- _PROBLEM DESCRIPTION_
Return, word for word, only the lines from the one containing "Read all visible content and emit it as JSON." through the last line of the entries.

- _INFORMATION SUPPLIED_
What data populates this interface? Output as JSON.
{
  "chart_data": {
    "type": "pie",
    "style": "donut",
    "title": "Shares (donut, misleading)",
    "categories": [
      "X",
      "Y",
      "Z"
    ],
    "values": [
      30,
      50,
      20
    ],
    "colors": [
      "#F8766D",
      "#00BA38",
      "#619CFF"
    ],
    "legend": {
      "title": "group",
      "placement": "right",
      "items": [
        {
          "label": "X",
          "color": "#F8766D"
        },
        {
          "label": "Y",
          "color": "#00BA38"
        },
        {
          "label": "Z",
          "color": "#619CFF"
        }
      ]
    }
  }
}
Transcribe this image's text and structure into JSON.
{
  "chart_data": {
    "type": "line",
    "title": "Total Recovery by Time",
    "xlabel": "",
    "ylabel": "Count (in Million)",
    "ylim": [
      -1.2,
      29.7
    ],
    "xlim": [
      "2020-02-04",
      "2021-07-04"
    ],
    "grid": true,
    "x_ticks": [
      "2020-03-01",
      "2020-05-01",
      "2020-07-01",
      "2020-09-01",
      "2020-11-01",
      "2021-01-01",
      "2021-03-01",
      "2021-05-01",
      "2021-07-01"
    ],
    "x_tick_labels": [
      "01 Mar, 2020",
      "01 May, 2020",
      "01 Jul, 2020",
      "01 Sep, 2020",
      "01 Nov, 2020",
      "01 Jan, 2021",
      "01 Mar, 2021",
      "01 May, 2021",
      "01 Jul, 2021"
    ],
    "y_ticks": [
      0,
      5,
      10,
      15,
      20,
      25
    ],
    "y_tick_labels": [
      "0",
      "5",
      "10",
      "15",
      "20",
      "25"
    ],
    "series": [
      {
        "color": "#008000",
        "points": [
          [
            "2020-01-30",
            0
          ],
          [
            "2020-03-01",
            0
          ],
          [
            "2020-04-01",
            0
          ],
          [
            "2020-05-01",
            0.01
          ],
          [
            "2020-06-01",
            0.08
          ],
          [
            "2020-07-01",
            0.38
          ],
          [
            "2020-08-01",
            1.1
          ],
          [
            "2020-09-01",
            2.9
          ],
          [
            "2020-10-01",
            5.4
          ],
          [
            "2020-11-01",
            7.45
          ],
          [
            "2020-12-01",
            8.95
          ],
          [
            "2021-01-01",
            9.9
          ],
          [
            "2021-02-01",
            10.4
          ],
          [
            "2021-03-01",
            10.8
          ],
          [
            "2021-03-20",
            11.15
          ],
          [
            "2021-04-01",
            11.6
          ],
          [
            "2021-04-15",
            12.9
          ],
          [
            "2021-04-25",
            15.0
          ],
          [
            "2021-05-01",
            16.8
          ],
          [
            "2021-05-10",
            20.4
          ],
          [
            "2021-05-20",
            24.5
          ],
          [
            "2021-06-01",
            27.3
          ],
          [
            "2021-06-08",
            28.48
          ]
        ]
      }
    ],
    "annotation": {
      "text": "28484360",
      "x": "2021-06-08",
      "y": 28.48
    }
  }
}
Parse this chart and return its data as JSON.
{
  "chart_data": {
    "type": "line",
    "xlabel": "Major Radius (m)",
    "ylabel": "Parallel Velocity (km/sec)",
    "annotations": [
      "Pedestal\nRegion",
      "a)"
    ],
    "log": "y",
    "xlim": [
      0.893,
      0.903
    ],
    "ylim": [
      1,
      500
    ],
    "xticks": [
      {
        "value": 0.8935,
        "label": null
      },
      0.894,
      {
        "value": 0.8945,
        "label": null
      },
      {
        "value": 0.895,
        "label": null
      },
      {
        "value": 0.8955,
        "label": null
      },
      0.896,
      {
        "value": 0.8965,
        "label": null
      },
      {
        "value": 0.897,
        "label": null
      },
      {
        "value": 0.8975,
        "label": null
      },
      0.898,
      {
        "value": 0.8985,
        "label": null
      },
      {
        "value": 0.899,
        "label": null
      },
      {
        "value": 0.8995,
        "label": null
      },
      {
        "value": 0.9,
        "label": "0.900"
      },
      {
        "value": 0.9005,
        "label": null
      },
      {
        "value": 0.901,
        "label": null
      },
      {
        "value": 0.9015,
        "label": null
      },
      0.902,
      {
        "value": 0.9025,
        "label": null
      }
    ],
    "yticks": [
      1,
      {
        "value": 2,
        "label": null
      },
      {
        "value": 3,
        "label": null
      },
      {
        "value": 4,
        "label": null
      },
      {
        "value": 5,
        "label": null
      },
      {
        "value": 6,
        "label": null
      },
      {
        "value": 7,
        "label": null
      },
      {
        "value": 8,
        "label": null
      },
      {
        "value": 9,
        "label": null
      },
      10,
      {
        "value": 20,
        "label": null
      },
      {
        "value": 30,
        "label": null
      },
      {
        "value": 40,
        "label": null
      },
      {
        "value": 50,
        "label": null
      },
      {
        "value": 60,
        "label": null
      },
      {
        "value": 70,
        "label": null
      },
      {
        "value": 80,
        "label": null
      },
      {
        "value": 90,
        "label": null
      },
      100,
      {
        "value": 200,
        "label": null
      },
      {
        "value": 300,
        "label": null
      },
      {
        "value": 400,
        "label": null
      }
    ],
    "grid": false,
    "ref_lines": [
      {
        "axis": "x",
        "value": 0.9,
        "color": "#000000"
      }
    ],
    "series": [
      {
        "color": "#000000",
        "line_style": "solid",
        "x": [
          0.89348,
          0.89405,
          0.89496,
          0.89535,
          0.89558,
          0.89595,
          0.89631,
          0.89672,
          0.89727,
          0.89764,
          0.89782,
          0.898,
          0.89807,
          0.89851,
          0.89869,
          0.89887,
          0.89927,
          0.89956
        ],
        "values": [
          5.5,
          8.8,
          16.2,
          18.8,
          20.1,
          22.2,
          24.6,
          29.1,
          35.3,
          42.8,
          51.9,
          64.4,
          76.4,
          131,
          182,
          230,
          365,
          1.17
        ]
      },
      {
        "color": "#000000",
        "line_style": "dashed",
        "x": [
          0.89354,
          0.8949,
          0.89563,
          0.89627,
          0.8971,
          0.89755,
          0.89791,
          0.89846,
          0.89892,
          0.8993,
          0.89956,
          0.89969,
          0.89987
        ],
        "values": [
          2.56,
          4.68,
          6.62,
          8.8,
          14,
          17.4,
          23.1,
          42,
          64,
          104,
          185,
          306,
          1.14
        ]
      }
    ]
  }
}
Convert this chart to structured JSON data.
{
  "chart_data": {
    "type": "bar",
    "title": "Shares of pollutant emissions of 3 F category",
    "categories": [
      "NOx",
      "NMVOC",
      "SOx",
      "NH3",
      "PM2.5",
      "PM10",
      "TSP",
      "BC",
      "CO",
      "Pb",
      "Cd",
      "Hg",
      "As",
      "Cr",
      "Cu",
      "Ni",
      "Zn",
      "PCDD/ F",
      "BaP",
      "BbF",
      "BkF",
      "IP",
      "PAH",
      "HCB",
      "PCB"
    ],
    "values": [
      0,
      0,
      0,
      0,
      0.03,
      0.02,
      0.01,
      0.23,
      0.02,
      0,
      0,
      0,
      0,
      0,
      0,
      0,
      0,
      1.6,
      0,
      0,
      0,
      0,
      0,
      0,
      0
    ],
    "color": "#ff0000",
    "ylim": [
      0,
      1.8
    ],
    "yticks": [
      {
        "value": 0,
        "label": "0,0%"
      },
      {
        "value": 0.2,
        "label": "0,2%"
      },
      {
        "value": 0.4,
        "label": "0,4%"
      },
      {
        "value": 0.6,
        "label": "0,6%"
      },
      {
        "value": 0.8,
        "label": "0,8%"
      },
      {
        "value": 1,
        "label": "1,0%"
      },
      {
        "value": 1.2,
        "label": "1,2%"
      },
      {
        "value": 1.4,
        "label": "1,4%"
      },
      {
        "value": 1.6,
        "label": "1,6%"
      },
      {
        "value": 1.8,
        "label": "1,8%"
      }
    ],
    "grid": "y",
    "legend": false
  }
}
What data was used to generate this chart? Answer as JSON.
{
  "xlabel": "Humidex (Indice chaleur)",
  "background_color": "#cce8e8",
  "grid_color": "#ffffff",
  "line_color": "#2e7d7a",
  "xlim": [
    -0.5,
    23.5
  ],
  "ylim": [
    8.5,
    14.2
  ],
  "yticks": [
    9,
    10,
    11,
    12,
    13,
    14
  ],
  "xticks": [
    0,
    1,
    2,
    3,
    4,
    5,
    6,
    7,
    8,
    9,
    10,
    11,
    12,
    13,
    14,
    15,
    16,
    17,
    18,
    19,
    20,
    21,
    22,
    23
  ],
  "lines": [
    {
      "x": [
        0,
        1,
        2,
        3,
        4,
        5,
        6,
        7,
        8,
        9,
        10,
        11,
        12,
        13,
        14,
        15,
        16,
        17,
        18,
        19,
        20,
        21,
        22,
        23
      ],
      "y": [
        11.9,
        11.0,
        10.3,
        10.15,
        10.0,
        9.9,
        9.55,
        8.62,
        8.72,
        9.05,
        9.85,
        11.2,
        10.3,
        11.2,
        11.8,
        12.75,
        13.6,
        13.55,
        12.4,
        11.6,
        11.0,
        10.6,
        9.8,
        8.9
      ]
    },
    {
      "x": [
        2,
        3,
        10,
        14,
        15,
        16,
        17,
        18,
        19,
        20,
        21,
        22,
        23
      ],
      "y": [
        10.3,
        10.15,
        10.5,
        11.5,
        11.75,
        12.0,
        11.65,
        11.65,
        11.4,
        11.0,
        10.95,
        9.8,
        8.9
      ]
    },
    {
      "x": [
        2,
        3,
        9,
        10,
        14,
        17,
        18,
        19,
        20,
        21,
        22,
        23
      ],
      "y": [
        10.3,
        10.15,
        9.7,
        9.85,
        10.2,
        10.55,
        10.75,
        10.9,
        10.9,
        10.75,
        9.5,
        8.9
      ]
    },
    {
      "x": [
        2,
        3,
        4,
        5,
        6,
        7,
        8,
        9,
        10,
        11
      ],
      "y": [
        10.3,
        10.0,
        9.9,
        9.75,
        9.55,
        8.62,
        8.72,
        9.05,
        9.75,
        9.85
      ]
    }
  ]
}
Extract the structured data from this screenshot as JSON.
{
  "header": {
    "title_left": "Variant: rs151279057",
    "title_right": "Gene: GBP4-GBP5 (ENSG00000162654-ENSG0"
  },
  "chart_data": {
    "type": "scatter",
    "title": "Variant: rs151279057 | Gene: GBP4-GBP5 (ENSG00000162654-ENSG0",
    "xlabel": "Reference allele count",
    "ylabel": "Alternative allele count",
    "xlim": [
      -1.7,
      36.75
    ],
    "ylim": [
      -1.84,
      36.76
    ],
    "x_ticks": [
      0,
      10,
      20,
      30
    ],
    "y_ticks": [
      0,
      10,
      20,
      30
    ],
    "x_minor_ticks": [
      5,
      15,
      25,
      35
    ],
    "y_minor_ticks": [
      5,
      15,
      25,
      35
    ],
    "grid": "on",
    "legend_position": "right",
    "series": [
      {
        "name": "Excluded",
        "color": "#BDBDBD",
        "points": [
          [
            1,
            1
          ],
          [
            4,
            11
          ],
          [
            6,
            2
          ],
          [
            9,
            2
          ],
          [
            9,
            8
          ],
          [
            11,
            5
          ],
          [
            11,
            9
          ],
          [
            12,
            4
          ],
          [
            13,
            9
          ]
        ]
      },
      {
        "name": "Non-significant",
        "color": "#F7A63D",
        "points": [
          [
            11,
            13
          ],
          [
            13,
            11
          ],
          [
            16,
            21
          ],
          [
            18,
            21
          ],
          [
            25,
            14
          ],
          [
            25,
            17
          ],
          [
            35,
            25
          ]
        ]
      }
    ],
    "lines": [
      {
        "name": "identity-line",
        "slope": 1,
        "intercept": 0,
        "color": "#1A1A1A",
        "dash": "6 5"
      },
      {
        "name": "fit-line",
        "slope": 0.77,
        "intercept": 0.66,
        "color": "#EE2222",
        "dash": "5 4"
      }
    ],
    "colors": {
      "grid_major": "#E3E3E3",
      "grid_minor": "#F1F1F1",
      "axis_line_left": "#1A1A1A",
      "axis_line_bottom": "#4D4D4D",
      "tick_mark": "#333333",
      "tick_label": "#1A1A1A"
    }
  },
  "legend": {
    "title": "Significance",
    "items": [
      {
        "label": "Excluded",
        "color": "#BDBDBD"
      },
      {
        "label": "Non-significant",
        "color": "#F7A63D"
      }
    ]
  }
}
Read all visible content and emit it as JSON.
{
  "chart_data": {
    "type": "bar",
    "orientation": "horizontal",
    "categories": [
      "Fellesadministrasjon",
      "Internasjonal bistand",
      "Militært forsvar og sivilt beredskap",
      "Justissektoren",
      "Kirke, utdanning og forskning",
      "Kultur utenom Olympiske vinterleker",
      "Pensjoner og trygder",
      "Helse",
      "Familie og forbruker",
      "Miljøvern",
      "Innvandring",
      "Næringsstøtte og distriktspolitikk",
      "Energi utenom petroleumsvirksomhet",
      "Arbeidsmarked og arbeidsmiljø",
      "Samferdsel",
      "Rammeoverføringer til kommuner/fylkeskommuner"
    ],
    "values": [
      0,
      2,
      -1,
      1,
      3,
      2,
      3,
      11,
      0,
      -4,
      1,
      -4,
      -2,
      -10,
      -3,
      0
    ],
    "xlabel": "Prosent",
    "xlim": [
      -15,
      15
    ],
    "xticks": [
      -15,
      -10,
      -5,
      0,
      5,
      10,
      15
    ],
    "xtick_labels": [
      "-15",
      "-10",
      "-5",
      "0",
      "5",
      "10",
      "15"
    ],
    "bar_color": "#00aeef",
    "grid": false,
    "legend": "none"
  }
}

- _TASK ANSWER_
Read all visible content and emit it as JSON.
{
  "chart_data": {
    "type": "bar",
    "orientation": "horizontal",
    "categories": [
      "Fellesadministrasjon",
      "Internasjonal bistand",
      "Militært forsvar og sivilt beredskap",
      "Justissektoren",
      "Kirke, utdanning og forskning",
      "Kultur utenom Olympiske vinterleker",
      "Pensjoner og trygder",
      "Helse",
      "Familie og forbruker",
      "Miljøvern",
      "Innvandring",
      "Næringsstøtte og distriktspolitikk",
      "Energi utenom petroleumsvirksomhet",
      "Arbeidsmarked og arbeidsmiljø",
      "Samferdsel",
      "Rammeoverføringer til kommuner/fylkeskommuner"
    ],
    "values": [
      0,
      2,
      -1,
      1,
      3,
      2,
      3,
      11,
      0,
      -4,
      1,
      -4,
      -2,
      -10,
      -3,
      0
    ],
    "xlabel": "Prosent",
    "xlim": [
      -15,
      15
    ],
    "xticks": [
      -15,
      -10,
      -5,
      0,
      5,
      10,
      15
    ],
    "xtick_labels": [
      "-15",
      "-10",
      "-5",
      "0",
      "5",
      "10",
      "15"
    ],
    "bar_color": "#00aeef",
    "grid": false,
    "legend": "none"
  }
}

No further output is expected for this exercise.